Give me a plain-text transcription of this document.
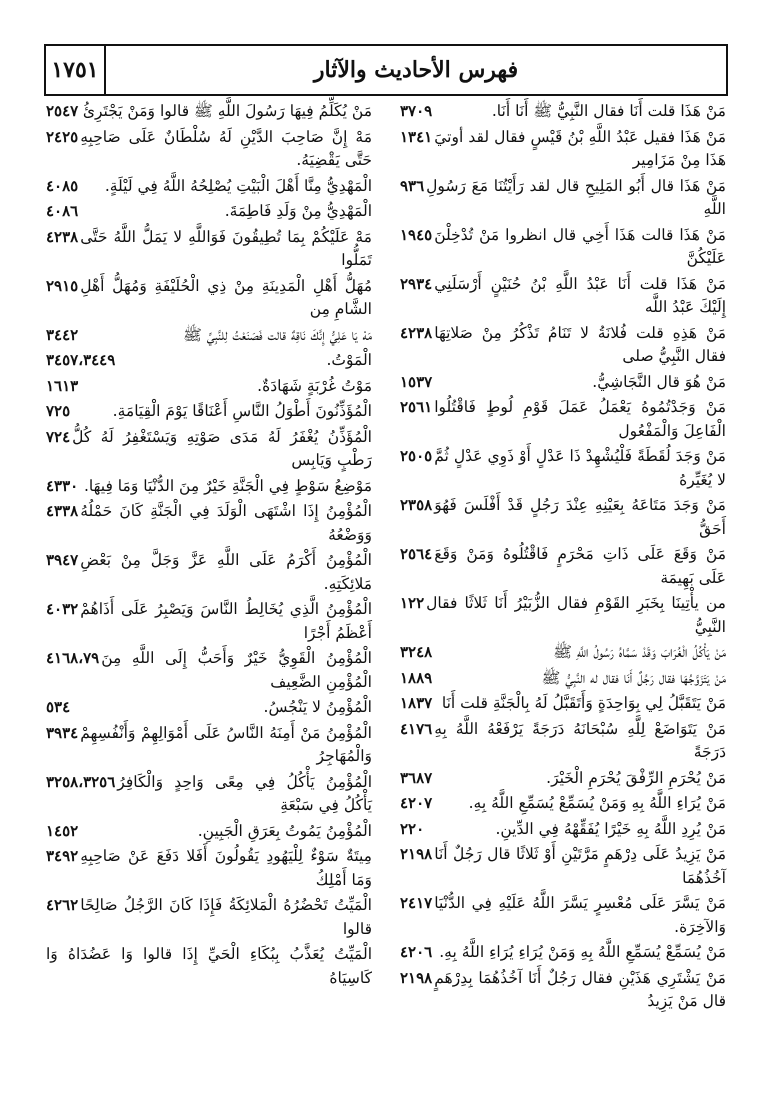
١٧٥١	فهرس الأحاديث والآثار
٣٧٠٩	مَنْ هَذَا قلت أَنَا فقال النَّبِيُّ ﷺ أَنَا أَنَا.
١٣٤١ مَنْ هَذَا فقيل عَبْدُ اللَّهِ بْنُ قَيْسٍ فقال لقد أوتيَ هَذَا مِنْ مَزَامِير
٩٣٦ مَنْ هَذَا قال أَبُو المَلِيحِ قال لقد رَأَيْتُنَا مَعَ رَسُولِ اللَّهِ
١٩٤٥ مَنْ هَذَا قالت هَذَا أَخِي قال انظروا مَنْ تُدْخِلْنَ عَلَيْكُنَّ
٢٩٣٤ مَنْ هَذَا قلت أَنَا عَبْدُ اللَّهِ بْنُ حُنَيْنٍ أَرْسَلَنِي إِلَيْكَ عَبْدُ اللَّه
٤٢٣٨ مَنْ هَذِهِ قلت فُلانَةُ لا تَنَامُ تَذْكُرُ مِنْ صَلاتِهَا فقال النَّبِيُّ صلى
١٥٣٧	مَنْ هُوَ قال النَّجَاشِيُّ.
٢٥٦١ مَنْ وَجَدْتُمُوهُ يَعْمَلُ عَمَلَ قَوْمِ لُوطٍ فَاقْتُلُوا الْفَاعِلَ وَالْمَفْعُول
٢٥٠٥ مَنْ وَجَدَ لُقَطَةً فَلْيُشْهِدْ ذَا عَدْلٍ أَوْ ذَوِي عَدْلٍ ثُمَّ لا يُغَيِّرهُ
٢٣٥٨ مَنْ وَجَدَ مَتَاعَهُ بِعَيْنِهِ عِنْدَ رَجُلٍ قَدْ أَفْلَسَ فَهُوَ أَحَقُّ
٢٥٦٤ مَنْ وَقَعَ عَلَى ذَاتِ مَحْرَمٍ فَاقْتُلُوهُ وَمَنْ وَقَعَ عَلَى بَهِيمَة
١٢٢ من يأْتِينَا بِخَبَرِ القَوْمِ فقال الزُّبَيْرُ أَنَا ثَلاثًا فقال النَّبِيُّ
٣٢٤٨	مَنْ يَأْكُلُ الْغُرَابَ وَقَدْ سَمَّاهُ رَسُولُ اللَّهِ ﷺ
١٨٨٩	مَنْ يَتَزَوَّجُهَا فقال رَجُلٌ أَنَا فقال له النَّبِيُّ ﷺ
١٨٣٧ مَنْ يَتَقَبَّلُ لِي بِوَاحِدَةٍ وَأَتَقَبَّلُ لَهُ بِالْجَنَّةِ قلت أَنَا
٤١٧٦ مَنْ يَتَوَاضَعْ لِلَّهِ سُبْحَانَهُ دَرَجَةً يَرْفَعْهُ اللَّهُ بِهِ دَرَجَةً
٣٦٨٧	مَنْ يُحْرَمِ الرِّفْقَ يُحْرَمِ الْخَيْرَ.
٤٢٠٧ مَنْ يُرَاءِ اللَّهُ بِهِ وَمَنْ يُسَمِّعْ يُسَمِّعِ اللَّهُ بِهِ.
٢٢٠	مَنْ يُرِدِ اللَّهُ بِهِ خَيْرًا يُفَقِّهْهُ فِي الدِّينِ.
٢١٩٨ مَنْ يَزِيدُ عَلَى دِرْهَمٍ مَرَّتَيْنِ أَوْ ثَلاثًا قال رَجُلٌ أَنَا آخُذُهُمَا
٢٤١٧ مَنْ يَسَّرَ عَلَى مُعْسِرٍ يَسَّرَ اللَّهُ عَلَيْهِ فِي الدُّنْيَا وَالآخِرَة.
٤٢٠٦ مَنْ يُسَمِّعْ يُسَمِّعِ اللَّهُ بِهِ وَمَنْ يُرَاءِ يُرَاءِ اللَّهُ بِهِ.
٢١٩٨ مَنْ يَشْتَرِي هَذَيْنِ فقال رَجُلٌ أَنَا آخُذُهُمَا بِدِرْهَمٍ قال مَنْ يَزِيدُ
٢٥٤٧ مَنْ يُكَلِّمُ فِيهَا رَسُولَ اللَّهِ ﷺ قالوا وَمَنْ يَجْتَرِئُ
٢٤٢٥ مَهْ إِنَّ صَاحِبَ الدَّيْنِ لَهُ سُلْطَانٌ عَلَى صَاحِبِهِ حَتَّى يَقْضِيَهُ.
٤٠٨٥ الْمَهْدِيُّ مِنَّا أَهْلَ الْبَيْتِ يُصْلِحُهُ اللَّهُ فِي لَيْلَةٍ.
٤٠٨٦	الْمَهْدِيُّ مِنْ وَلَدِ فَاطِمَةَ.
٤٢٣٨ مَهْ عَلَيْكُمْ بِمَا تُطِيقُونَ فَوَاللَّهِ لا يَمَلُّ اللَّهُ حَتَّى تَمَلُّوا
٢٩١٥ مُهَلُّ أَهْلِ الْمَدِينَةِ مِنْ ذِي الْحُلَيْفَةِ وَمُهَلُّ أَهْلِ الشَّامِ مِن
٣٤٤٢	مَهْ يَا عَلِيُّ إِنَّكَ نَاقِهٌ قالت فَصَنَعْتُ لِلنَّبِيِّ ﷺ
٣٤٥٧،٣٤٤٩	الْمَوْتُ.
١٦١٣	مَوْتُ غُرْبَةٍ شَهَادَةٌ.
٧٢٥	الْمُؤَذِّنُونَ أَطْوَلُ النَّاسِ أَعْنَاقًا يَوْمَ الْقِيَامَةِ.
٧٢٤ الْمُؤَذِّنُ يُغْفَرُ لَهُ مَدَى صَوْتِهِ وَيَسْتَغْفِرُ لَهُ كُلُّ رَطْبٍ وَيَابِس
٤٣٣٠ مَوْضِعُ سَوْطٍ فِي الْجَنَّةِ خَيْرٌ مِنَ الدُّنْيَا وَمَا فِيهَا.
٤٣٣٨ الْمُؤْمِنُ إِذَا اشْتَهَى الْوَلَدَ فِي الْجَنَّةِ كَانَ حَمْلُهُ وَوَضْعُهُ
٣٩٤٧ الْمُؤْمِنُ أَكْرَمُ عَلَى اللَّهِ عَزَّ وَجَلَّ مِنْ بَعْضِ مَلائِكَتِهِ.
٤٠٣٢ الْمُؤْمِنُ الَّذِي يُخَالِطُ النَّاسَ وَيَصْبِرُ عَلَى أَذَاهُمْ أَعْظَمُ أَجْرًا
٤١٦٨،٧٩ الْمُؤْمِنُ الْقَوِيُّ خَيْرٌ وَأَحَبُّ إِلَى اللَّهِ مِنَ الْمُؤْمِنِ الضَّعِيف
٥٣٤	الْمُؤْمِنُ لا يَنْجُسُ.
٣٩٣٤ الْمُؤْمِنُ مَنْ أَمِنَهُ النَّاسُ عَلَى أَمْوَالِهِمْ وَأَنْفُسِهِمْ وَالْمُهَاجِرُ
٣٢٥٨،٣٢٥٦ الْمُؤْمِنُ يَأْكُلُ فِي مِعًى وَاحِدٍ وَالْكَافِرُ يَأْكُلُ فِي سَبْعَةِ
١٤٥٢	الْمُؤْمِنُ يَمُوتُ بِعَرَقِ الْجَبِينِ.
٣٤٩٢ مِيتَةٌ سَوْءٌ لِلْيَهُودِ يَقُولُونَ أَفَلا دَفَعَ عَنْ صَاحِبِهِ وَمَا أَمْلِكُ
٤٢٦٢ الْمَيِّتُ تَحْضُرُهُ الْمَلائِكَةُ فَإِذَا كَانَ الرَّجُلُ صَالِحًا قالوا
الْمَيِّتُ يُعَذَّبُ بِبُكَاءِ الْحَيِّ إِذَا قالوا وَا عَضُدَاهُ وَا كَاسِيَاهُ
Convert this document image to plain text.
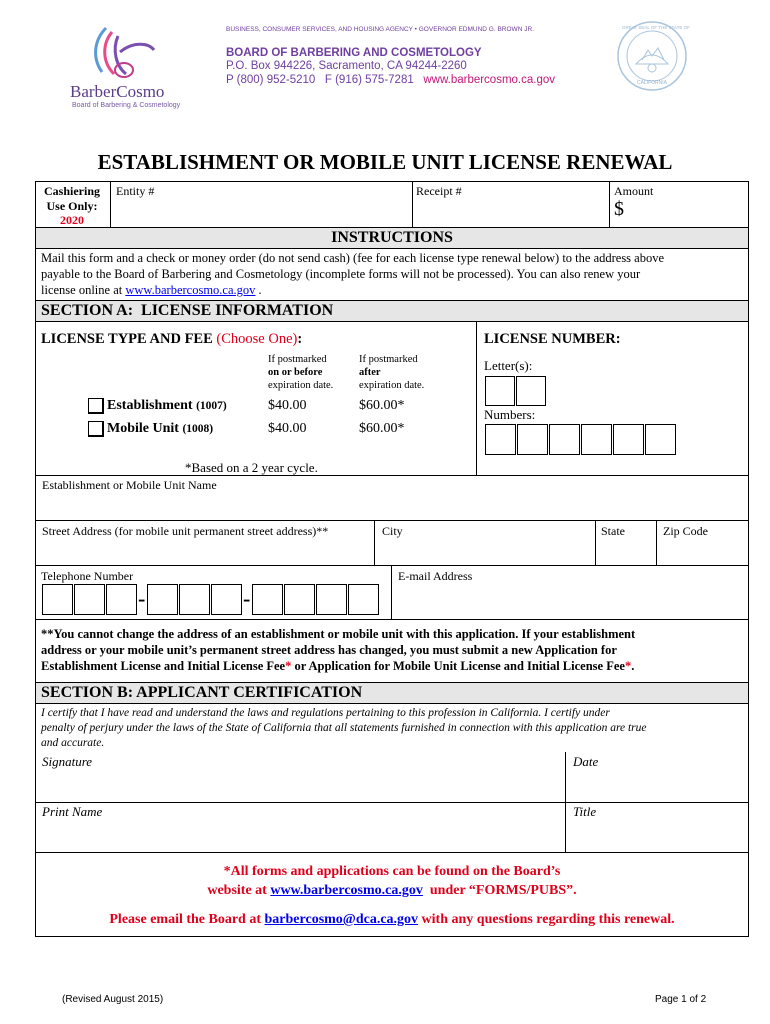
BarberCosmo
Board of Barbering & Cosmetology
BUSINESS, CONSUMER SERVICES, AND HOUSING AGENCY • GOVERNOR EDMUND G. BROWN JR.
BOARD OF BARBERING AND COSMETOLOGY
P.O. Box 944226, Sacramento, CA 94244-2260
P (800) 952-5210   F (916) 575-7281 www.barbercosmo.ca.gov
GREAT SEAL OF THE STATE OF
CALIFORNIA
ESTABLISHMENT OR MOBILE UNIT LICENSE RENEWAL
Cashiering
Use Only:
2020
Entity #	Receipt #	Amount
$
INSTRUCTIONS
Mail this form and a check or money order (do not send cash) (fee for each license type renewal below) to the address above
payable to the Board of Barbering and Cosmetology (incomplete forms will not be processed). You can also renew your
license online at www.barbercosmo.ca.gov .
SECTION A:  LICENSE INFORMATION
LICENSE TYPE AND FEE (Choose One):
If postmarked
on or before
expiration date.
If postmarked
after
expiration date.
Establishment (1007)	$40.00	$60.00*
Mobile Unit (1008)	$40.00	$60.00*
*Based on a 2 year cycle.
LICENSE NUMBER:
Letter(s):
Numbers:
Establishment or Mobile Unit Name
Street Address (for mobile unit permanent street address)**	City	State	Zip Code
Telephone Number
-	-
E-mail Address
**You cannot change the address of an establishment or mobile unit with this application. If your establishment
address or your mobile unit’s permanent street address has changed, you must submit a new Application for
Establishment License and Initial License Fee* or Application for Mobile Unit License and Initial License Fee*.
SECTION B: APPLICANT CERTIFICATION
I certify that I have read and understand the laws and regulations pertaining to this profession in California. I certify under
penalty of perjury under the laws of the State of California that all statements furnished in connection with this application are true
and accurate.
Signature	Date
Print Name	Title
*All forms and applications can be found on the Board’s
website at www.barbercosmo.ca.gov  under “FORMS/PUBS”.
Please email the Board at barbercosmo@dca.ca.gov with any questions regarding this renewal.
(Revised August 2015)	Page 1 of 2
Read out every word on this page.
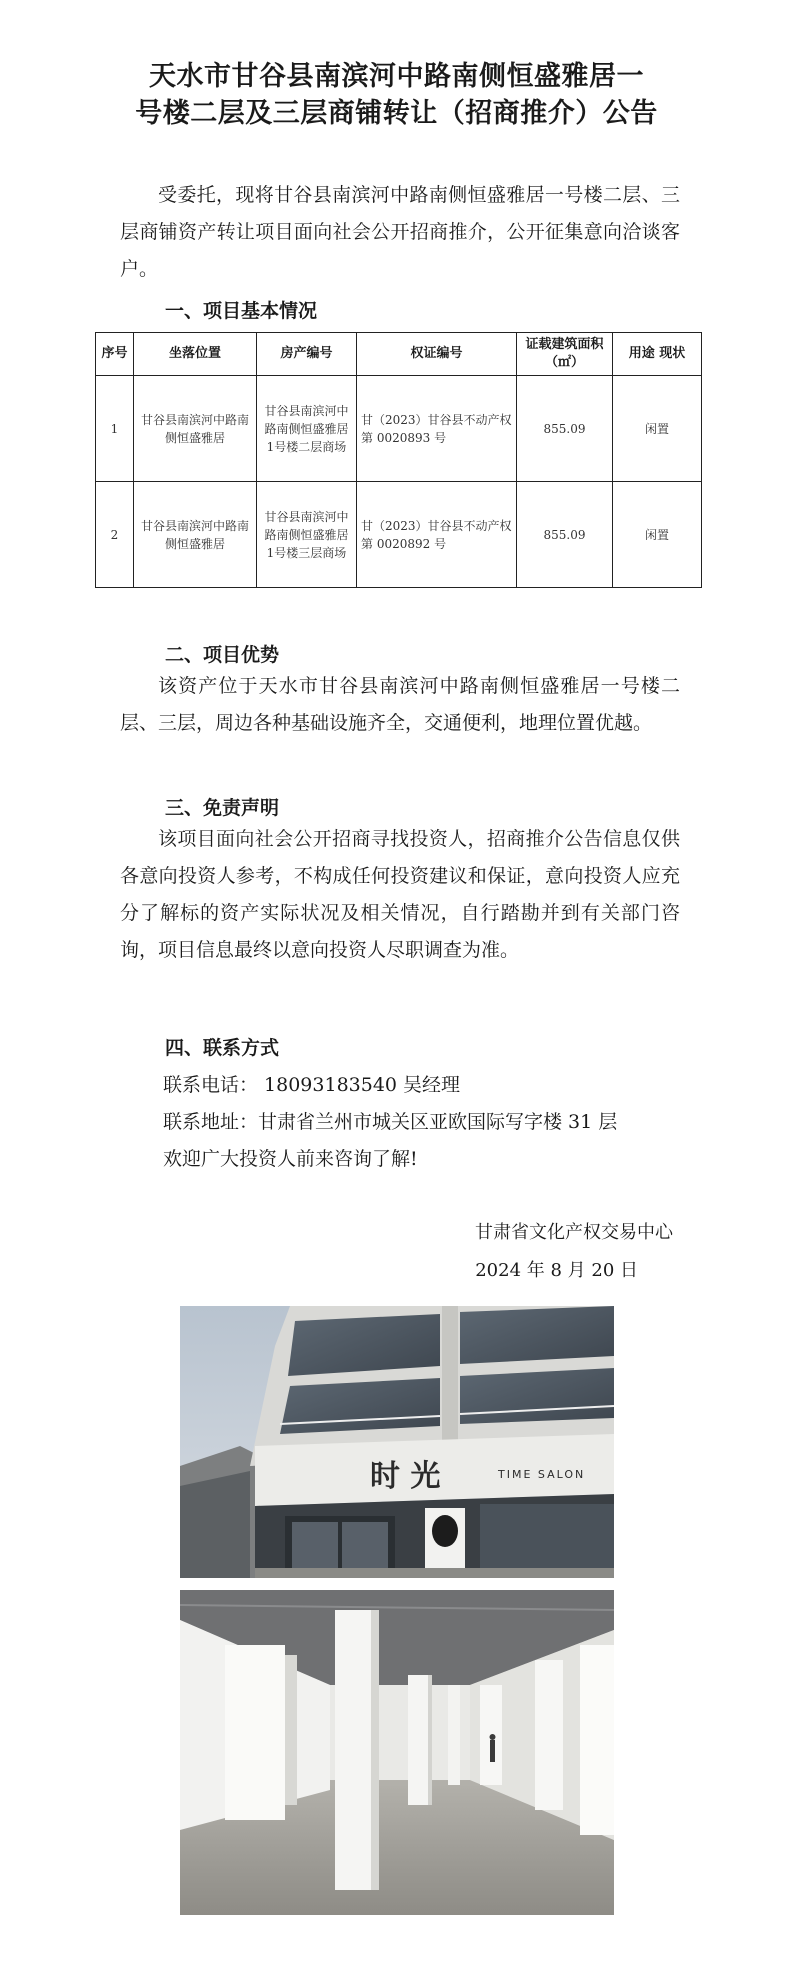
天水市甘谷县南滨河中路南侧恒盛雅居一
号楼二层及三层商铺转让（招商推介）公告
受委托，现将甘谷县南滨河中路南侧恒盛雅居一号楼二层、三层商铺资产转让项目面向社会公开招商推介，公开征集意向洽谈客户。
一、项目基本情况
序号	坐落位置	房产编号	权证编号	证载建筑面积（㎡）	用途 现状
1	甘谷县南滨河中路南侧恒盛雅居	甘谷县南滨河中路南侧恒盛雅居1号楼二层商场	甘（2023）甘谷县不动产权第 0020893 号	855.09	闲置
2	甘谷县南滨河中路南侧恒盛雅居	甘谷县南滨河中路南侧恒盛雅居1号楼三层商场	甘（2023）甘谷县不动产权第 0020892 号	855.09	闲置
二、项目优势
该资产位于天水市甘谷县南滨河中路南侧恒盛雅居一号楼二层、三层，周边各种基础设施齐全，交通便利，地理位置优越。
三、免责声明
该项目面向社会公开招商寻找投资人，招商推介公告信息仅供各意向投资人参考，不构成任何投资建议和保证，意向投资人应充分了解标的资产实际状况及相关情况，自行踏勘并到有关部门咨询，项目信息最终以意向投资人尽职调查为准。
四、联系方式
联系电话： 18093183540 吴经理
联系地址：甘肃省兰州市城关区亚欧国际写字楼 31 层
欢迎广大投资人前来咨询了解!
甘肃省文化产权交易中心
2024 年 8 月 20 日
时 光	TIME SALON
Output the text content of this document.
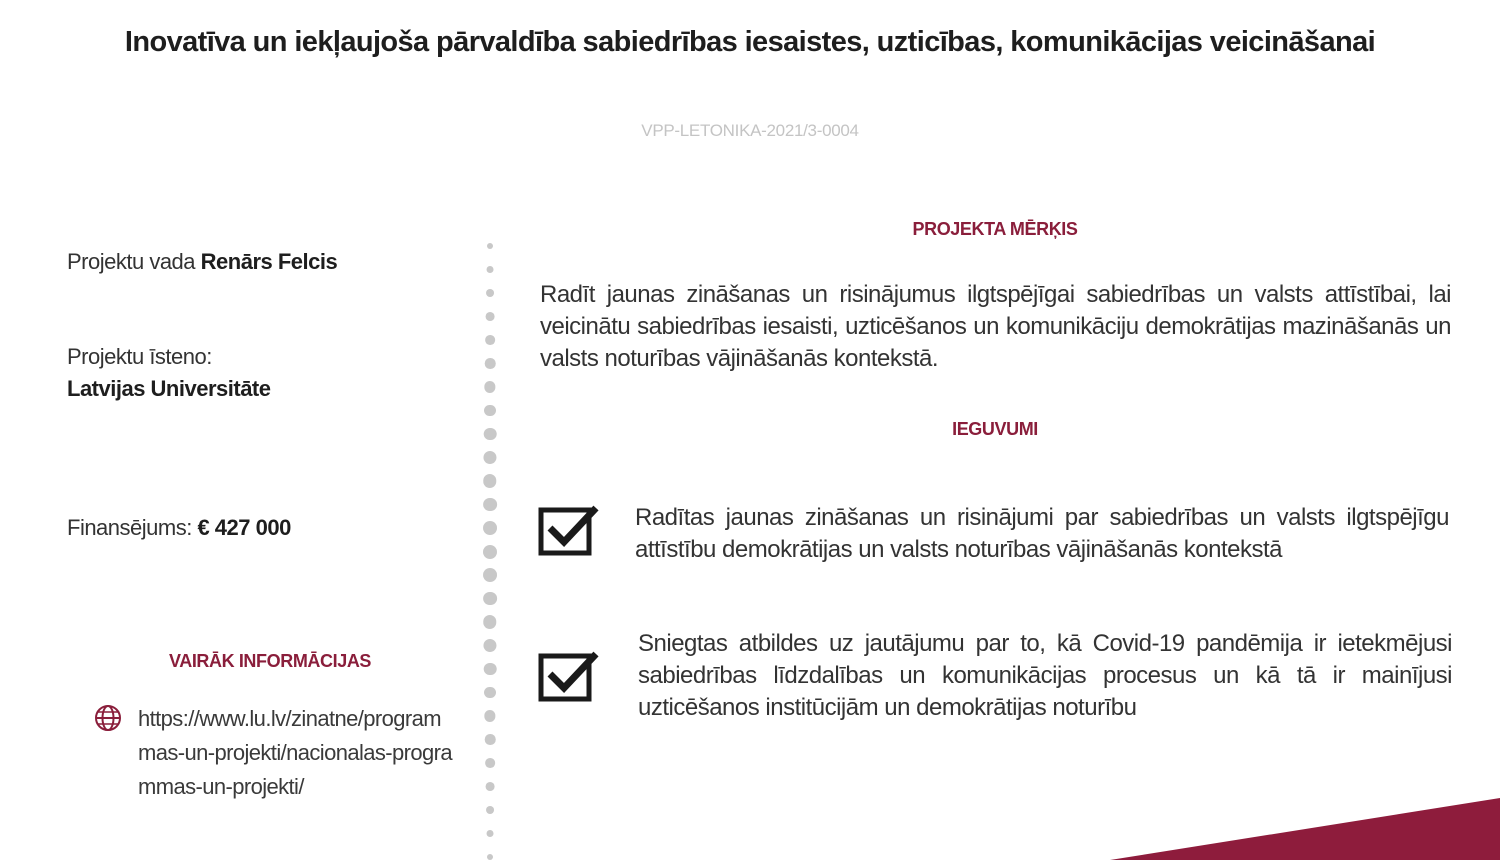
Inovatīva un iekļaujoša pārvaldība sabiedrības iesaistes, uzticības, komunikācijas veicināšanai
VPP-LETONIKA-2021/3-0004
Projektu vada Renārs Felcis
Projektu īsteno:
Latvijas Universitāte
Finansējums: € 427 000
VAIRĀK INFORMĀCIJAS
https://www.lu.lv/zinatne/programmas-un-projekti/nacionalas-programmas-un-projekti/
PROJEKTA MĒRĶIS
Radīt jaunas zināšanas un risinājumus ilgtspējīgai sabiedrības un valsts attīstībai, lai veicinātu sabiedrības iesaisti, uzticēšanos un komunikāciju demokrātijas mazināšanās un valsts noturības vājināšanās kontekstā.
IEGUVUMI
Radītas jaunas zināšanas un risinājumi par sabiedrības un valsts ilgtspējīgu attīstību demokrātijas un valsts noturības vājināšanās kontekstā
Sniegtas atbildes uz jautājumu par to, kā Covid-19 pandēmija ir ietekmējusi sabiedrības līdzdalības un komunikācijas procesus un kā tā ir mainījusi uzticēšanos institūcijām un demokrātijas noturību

--------------------------------------------------

Return only the number of lines in the preceding records that contain the string "فقال".

6